:: Task prompt ::
Examine the material below. Gather every line in which the string "NGUYEN" appears.

:: Records to process ::
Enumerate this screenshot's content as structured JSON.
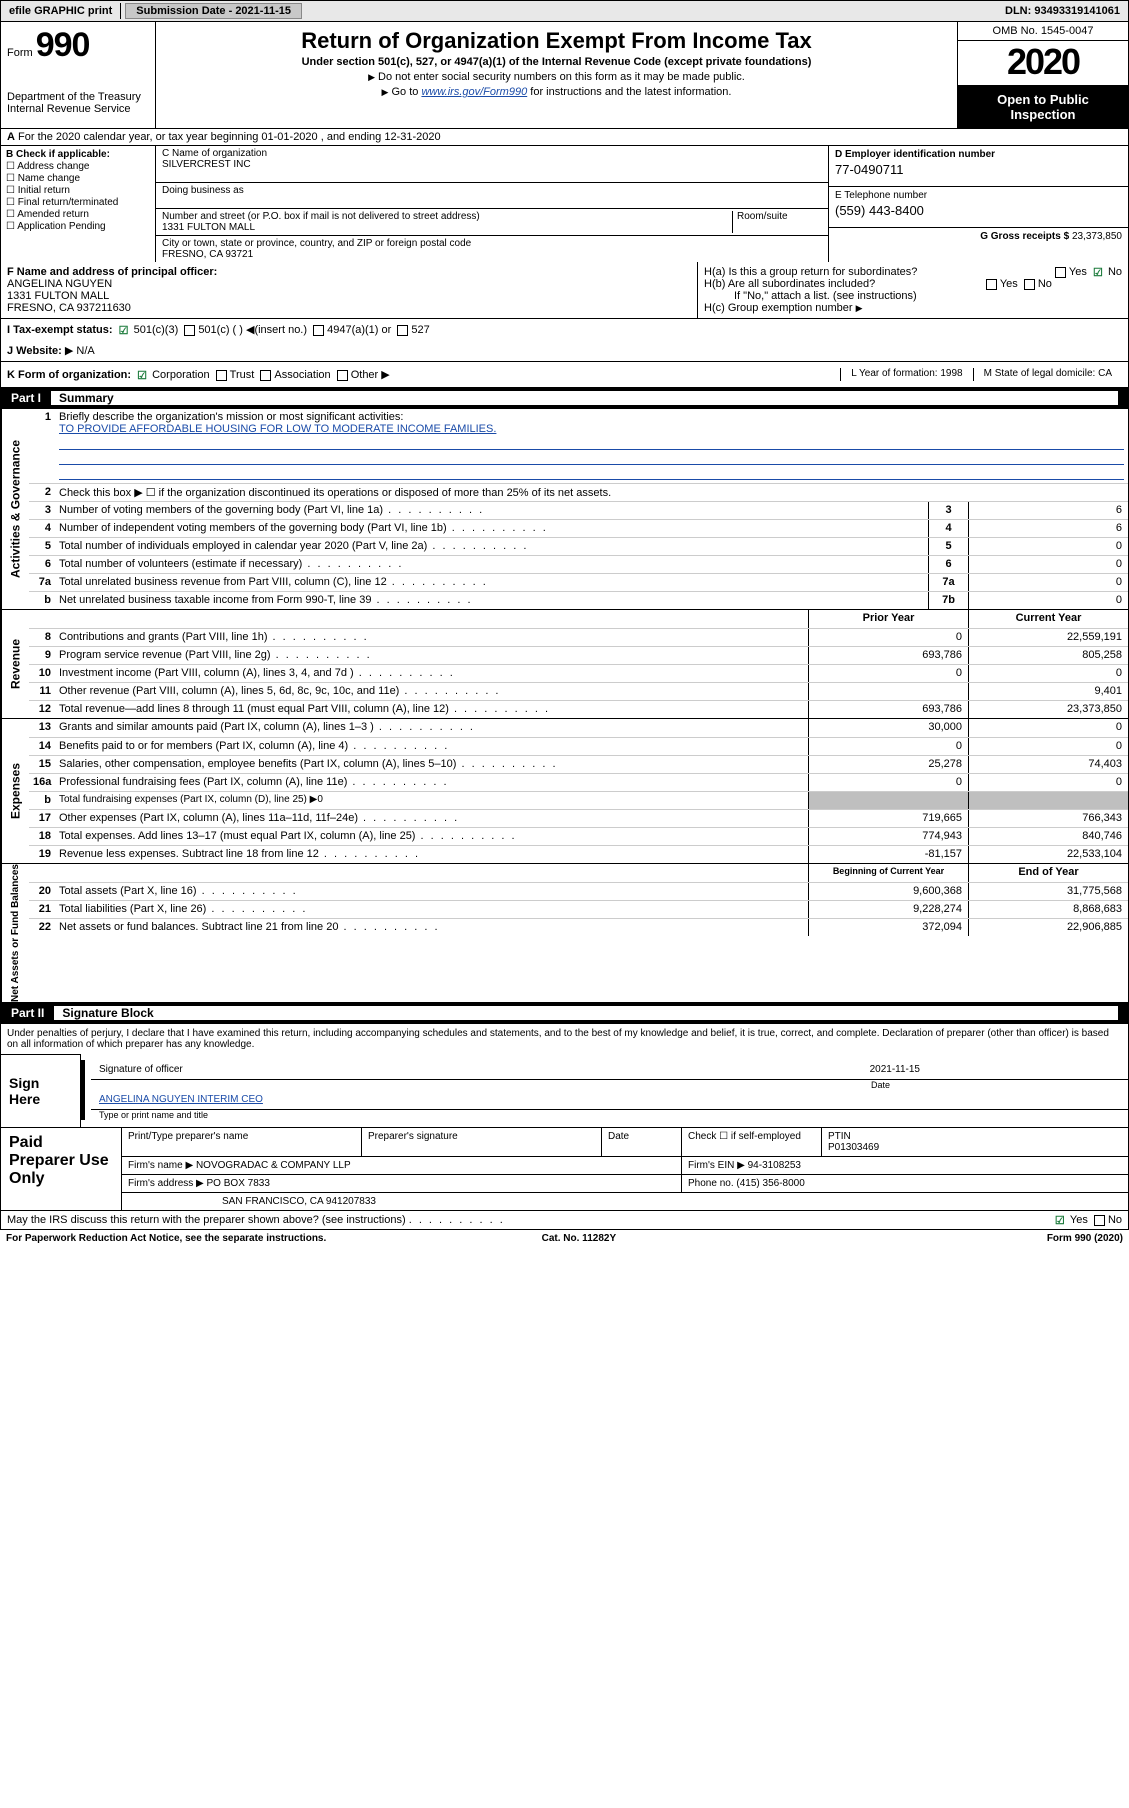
{
  "colors": {
    "link": "#1a4ba8",
    "check": "#1a7a3a",
    "header_bg": "#000000",
    "shade": "#bfbfbf",
    "topbar_bg": "#e8e8e8"
  },
  "topbar": {
    "efile": "efile GRAPHIC print",
    "sub_label": "Submission Date - 2021-11-15",
    "dln": "DLN: 93493319141061"
  },
  "header": {
    "form_prefix": "Form",
    "form_no": "990",
    "dept1": "Department of the Treasury",
    "dept2": "Internal Revenue Service",
    "title": "Return of Organization Exempt From Income Tax",
    "sub": "Under section 501(c), 527, or 4947(a)(1) of the Internal Revenue Code (except private foundations)",
    "note1": "Do not enter social security numbers on this form as it may be made public.",
    "note2_pre": "Go to ",
    "note2_link": "www.irs.gov/Form990",
    "note2_post": " for instructions and the latest information.",
    "omb": "OMB No. 1545-0047",
    "year": "2020",
    "open1": "Open to Public",
    "open2": "Inspection"
  },
  "row_a": "For the 2020 calendar year, or tax year beginning 01-01-2020    , and ending 12-31-2020",
  "box_b": {
    "label": "B Check if applicable:",
    "items": [
      "Address change",
      "Name change",
      "Initial return",
      "Final return/terminated",
      "Amended return",
      "Application Pending"
    ]
  },
  "box_c": {
    "name_label": "C Name of organization",
    "name": "SILVERCREST INC",
    "dba_label": "Doing business as",
    "addr_label": "Number and street (or P.O. box if mail is not delivered to street address)",
    "room_label": "Room/suite",
    "addr": "1331 FULTON MALL",
    "city_label": "City or town, state or province, country, and ZIP or foreign postal code",
    "city": "FRESNO, CA  93721"
  },
  "box_d": {
    "label": "D Employer identification number",
    "val": "77-0490711"
  },
  "box_e": {
    "label": "E Telephone number",
    "val": "(559) 443-8400"
  },
  "box_g": {
    "label": "G Gross receipts $",
    "val": "23,373,850"
  },
  "box_f": {
    "label": "F  Name and address of principal officer:",
    "name": "ANGELINA NGUYEN",
    "addr1": "1331 FULTON MALL",
    "addr2": "FRESNO, CA  937211630"
  },
  "box_h": {
    "ha": "H(a)  Is this a group return for subordinates?",
    "hb": "H(b)  Are all subordinates included?",
    "hb_note": "If \"No,\" attach a list. (see instructions)",
    "hc": "H(c)  Group exemption number",
    "yes": "Yes",
    "no": "No"
  },
  "row_i": {
    "label": "I   Tax-exempt status:",
    "o1": "501(c)(3)",
    "o2": "501(c) (  )",
    "o2b": "(insert no.)",
    "o3": "4947(a)(1) or",
    "o4": "527"
  },
  "row_j": {
    "label": "J   Website:",
    "val": "N/A"
  },
  "row_k": {
    "label": "K Form of organization:",
    "opts": [
      "Corporation",
      "Trust",
      "Association",
      "Other"
    ],
    "l": "L Year of formation: 1998",
    "m": "M State of legal domicile: CA"
  },
  "part1": {
    "tab": "Part I",
    "title": "Summary",
    "l1": "Briefly describe the organization's mission or most significant activities:",
    "mission": "TO PROVIDE AFFORDABLE HOUSING FOR LOW TO MODERATE INCOME FAMILIES.",
    "l2": "Check this box ▶ ☐  if the organization discontinued its operations or disposed of more than 25% of its net assets.",
    "lines_gov": [
      {
        "n": "3",
        "t": "Number of voting members of the governing body (Part VI, line 1a)",
        "box": "3",
        "v": "6"
      },
      {
        "n": "4",
        "t": "Number of independent voting members of the governing body (Part VI, line 1b)",
        "box": "4",
        "v": "6"
      },
      {
        "n": "5",
        "t": "Total number of individuals employed in calendar year 2020 (Part V, line 2a)",
        "box": "5",
        "v": "0"
      },
      {
        "n": "6",
        "t": "Total number of volunteers (estimate if necessary)",
        "box": "6",
        "v": "0"
      },
      {
        "n": "7a",
        "t": "Total unrelated business revenue from Part VIII, column (C), line 12",
        "box": "7a",
        "v": "0"
      },
      {
        "n": "b",
        "t": "Net unrelated business taxable income from Form 990-T, line 39",
        "box": "7b",
        "v": "0"
      }
    ],
    "hdr_prior": "Prior Year",
    "hdr_curr": "Current Year",
    "rev": [
      {
        "n": "8",
        "t": "Contributions and grants (Part VIII, line 1h)",
        "p": "0",
        "c": "22,559,191"
      },
      {
        "n": "9",
        "t": "Program service revenue (Part VIII, line 2g)",
        "p": "693,786",
        "c": "805,258"
      },
      {
        "n": "10",
        "t": "Investment income (Part VIII, column (A), lines 3, 4, and 7d )",
        "p": "0",
        "c": "0"
      },
      {
        "n": "11",
        "t": "Other revenue (Part VIII, column (A), lines 5, 6d, 8c, 9c, 10c, and 11e)",
        "p": "",
        "c": "9,401"
      },
      {
        "n": "12",
        "t": "Total revenue—add lines 8 through 11 (must equal Part VIII, column (A), line 12)",
        "p": "693,786",
        "c": "23,373,850"
      }
    ],
    "exp": [
      {
        "n": "13",
        "t": "Grants and similar amounts paid (Part IX, column (A), lines 1–3 )",
        "p": "30,000",
        "c": "0"
      },
      {
        "n": "14",
        "t": "Benefits paid to or for members (Part IX, column (A), line 4)",
        "p": "0",
        "c": "0"
      },
      {
        "n": "15",
        "t": "Salaries, other compensation, employee benefits (Part IX, column (A), lines 5–10)",
        "p": "25,278",
        "c": "74,403"
      },
      {
        "n": "16a",
        "t": "Professional fundraising fees (Part IX, column (A), line 11e)",
        "p": "0",
        "c": "0"
      },
      {
        "n": "b",
        "t": "Total fundraising expenses (Part IX, column (D), line 25) ▶0",
        "p": "shade",
        "c": "shade"
      },
      {
        "n": "17",
        "t": "Other expenses (Part IX, column (A), lines 11a–11d, 11f–24e)",
        "p": "719,665",
        "c": "766,343"
      },
      {
        "n": "18",
        "t": "Total expenses. Add lines 13–17 (must equal Part IX, column (A), line 25)",
        "p": "774,943",
        "c": "840,746"
      },
      {
        "n": "19",
        "t": "Revenue less expenses. Subtract line 18 from line 12",
        "p": "-81,157",
        "c": "22,533,104"
      }
    ],
    "hdr_beg": "Beginning of Current Year",
    "hdr_end": "End of Year",
    "net": [
      {
        "n": "20",
        "t": "Total assets (Part X, line 16)",
        "p": "9,600,368",
        "c": "31,775,568"
      },
      {
        "n": "21",
        "t": "Total liabilities (Part X, line 26)",
        "p": "9,228,274",
        "c": "8,868,683"
      },
      {
        "n": "22",
        "t": "Net assets or fund balances. Subtract line 21 from line 20",
        "p": "372,094",
        "c": "22,906,885"
      }
    ],
    "side_gov": "Activities & Governance",
    "side_rev": "Revenue",
    "side_exp": "Expenses",
    "side_net": "Net Assets or Fund Balances"
  },
  "part2": {
    "tab": "Part II",
    "title": "Signature Block",
    "perjury": "Under penalties of perjury, I declare that I have examined this return, including accompanying schedules and statements, and to the best of my knowledge and belief, it is true, correct, and complete. Declaration of preparer (other than officer) is based on all information of which preparer has any knowledge.",
    "sign_here": "Sign Here",
    "sig_officer": "Signature of officer",
    "sig_date": "2021-11-15",
    "date_lbl": "Date",
    "officer": "ANGELINA NGUYEN  INTERIM CEO",
    "type_lbl": "Type or print name and title",
    "paid": "Paid Preparer Use Only",
    "pp_name_lbl": "Print/Type preparer's name",
    "pp_sig_lbl": "Preparer's signature",
    "pp_date_lbl": "Date",
    "pp_check": "Check ☐ if self-employed",
    "ptin_lbl": "PTIN",
    "ptin": "P01303469",
    "firm_name_lbl": "Firm's name    ▶",
    "firm_name": "NOVOGRADAC & COMPANY LLP",
    "firm_ein_lbl": "Firm's EIN ▶",
    "firm_ein": "94-3108253",
    "firm_addr_lbl": "Firm's address ▶",
    "firm_addr1": "PO BOX 7833",
    "firm_addr2": "SAN FRANCISCO, CA  941207833",
    "phone_lbl": "Phone no.",
    "phone": "(415) 356-8000",
    "discuss": "May the IRS discuss this return with the preparer shown above? (see instructions)"
  },
  "footer": {
    "left": "For Paperwork Reduction Act Notice, see the separate instructions.",
    "mid": "Cat. No. 11282Y",
    "right": "Form 990 (2020)"
  }
}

:: Written solution ::
    "name": "ANGELINA NGUYEN",
    "officer": "ANGELINA NGUYEN  INTERIM CEO",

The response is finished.